-- PROBLEM --
Lay out every line of the data below as a Markdown table with the columns "No." and "Line", numbering the lines in order and skipping any blank ones.

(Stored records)

====

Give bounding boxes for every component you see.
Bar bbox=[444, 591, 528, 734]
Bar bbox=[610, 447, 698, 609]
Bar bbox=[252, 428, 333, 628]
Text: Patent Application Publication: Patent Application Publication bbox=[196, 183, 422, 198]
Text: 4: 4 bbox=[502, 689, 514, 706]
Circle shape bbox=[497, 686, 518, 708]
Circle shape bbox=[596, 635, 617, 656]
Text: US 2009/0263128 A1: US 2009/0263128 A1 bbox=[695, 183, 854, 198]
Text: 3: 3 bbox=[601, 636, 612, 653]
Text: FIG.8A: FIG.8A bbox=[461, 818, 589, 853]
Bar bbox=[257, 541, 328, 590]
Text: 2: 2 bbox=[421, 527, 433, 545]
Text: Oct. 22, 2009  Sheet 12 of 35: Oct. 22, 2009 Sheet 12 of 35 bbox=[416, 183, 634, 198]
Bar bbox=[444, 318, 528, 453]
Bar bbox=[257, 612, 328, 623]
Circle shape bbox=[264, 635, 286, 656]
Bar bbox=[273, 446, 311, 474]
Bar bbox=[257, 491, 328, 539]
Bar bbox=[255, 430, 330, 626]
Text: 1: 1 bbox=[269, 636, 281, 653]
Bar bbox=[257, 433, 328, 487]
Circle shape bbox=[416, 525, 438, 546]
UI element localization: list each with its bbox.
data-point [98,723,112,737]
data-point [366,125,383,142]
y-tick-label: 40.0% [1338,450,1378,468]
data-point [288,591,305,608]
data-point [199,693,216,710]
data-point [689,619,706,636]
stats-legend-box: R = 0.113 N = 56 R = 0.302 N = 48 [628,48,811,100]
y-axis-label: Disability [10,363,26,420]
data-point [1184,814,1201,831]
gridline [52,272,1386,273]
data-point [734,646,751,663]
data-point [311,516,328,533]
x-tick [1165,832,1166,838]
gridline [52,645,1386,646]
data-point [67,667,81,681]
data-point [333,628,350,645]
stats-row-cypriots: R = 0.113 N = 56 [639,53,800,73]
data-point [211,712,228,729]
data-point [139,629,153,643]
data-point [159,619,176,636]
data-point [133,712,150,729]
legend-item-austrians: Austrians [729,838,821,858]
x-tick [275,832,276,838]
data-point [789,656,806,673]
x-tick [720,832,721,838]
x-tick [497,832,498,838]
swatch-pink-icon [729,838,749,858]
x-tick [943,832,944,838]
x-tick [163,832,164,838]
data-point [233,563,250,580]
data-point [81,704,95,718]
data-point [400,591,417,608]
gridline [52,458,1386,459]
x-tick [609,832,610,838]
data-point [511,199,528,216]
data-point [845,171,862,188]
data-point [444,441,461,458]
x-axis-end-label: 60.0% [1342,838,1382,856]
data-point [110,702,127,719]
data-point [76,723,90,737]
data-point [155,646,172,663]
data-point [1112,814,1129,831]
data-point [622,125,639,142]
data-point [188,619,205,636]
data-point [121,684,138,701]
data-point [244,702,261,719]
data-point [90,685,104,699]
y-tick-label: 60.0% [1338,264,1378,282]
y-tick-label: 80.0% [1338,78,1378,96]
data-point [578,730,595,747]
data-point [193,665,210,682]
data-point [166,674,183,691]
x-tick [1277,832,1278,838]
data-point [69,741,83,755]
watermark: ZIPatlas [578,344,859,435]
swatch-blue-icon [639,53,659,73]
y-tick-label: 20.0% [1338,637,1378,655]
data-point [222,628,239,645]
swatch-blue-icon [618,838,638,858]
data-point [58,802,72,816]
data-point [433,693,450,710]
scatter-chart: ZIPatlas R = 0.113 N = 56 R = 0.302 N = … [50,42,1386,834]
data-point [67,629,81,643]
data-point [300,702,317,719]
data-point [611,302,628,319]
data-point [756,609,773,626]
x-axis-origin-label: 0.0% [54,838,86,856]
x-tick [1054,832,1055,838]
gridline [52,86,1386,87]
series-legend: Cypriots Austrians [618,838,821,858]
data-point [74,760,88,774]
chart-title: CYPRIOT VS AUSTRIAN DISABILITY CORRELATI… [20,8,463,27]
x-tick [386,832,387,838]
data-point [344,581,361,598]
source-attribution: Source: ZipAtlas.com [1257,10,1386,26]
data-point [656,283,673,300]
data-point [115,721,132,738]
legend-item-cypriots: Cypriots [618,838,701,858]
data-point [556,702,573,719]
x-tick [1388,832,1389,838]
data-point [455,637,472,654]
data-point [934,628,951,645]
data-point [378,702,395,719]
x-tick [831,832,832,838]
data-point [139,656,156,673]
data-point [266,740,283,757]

====

-- EXERCISE ANSWER --
| No. | Line |
|---|---|
| 1 | Give bounding boxes for every component you see. |
| 2 | Bar bbox=[444, 591, 528, 734] |
| 3 | Bar bbox=[610, 447, 698, 609] |
| 4 | Bar bbox=[252, 428, 333, 628] |
| 5 | Text: Patent Application Publication: Patent Application Publication bbox=[196, 183, 422, 198] |
| 6 | Text: 4: 4 bbox=[502, 689, 514, 706] |
| 7 | Circle shape bbox=[497, 686, 518, 708] |
| 8 | Circle shape bbox=[596, 635, 617, 656] |
| 9 | Text: US 2009/0263128 A1: US 2009/0263128 A1 bbox=[695, 183, 854, 198] |
| 10 | Text: 3: 3 bbox=[601, 636, 612, 653] |
| 11 | Text: FIG.8A: FIG.8A bbox=[461, 818, 589, 853] |
| 12 | Bar bbox=[257, 541, 328, 590] |
| 13 | Text: 2: 2 bbox=[421, 527, 433, 545] |
| 14 | Text: Oct. 22, 2009  Sheet 12 of 35: Oct. 22, 2009 Sheet 12 of 35 bbox=[416, 183, 634, 198] |
| 15 | Bar bbox=[444, 318, 528, 453] |
| 16 | Bar bbox=[257, 612, 328, 623] |
| 17 | Circle shape bbox=[264, 635, 286, 656] |
| 18 | Bar bbox=[273, 446, 311, 474] |
| 19 | Bar bbox=[257, 491, 328, 539] |
| 20 | Bar bbox=[255, 430, 330, 626] |
| 21 | Text: 1: 1 bbox=[269, 636, 281, 653] |
| 22 | Bar bbox=[257, 433, 328, 487] |
| 23 | Circle shape bbox=[416, 525, 438, 546] |
| 24 | UI element localization: list each with its bbox. |
| 25 | data-point [98,723,112,737] |
| 26 | data-point [366,125,383,142] |
| 27 | y-tick-label: 40.0% [1338,450,1378,468] |
| 28 | data-point [288,591,305,608] |
| 29 | data-point [199,693,216,710] |
| 30 | data-point [689,619,706,636] |
| 31 | stats-legend-box: R = 0.113 N = 56 R = 0.302 N = 48 [628,48,811,100] |
| 32 | y-axis-label: Disability [10,363,26,420] |
| 33 | data-point [1184,814,1201,831] |
| 34 | gridline [52,272,1386,273] |
| 35 | data-point [734,646,751,663] |
| 36 | data-point [311,516,328,533] |
| 37 | x-tick [1165,832,1166,838] |
| 38 | gridline [52,645,1386,646] |
| 39 | data-point [67,667,81,681] |
| 40 | data-point [333,628,350,645] |
| 41 | stats-row-cypriots: R = 0.113 N = 56 [639,53,800,73] |
| 42 | data-point [211,712,228,729] |
| 43 | data-point [139,629,153,643] |
| 44 | data-point [159,619,176,636] |
| 45 | data-point [133,712,150,729] |
| 46 | legend-item-austrians: Austrians [729,838,821,858] |
| 47 | x-tick [275,832,276,838] |
| 48 | data-point [789,656,806,673] |
| 49 | x-tick [720,832,721,838] |
| 50 | x-tick [497,832,498,838] |
| 51 | swatch-pink-icon [729,838,749,858] |
| 52 | x-tick [943,832,944,838] |
| 53 | x-tick [163,832,164,838] |
| 54 | data-point [233,563,250,580] |
| 55 | data-point [81,704,95,718] |
| 56 | data-point [400,591,417,608] |
| 57 | gridline [52,458,1386,459] |
| 58 | x-tick [609,832,610,838] |
| 59 | data-point [511,199,528,216] |
| 60 | data-point [845,171,862,188] |
| 61 | data-point [444,441,461,458] |
| 62 | x-axis-end-label: 60.0% [1342,838,1382,856] |
| 63 | data-point [110,702,127,719] |
| 64 | data-point [76,723,90,737] |
| 65 | data-point [155,646,172,663] |
| 66 | data-point [1112,814,1129,831] |
| 67 | data-point [622,125,639,142] |
| 68 | data-point [188,619,205,636] |
| 69 | data-point [121,684,138,701] |
| 70 | data-point [244,702,261,719] |
| 71 | data-point [90,685,104,699] |
| 72 | y-tick-label: 60.0% [1338,264,1378,282] |
| 73 | y-tick-label: 80.0% [1338,78,1378,96] |
| 74 | data-point [578,730,595,747] |
| 75 | data-point [193,665,210,682] |
| 76 | data-point [166,674,183,691] |
| 77 | x-tick [1277,832,1278,838] |
| 78 | data-point [69,741,83,755] |
| 79 | watermark: ZIPatlas [578,344,859,435] |
| 80 | swatch-blue-icon [639,53,659,73] |
| 81 | y-tick-label: 20.0% [1338,637,1378,655] |
| 82 | data-point [222,628,239,645] |
| 83 | swatch-blue-icon [618,838,638,858] |
| 84 | data-point [58,802,72,816] |
| 85 | data-point [433,693,450,710] |
| 86 | scatter-chart: ZIPatlas R = 0.113 N = 56 R = 0.302 N = … [50,42,1386,834] |
| 87 | data-point [67,629,81,643] |
| 88 | data-point [300,702,317,719] |
| 89 | data-point [611,302,628,319] |
| 90 | data-point [756,609,773,626] |
| 91 | x-axis-origin-label: 0.0% [54,838,86,856] |
| 92 | x-tick [1054,832,1055,838] |
| 93 | gridline [52,86,1386,87] |
| 94 | series-legend: Cypriots Austrians [618,838,821,858] |
| 95 | data-point [74,760,88,774] |
| 96 | chart-title: CYPRIOT VS AUSTRIAN DISABILITY CORRELATI… [20,8,463,27] |
| 97 | x-tick [386,832,387,838] |
| 98 | data-point [344,581,361,598] |
| 99 | source-attribution: Source: ZipAtlas.com [1257,10,1386,26] |
| 100 | data-point [656,283,673,300] |
| 101 | data-point [115,721,132,738] |
| 102 | legend-item-cypriots: Cypriots [618,838,701,858] |
| 103 | data-point [556,702,573,719] |
| 104 | x-tick [1388,832,1389,838] |
| 105 | data-point [455,637,472,654] |
| 106 | data-point [934,628,951,645] |
| 107 | data-point [378,702,395,719] |
| 108 | x-tick [831,832,832,838] |
| 109 | data-point [139,656,156,673] |
| 110 | data-point [266,740,283,757] |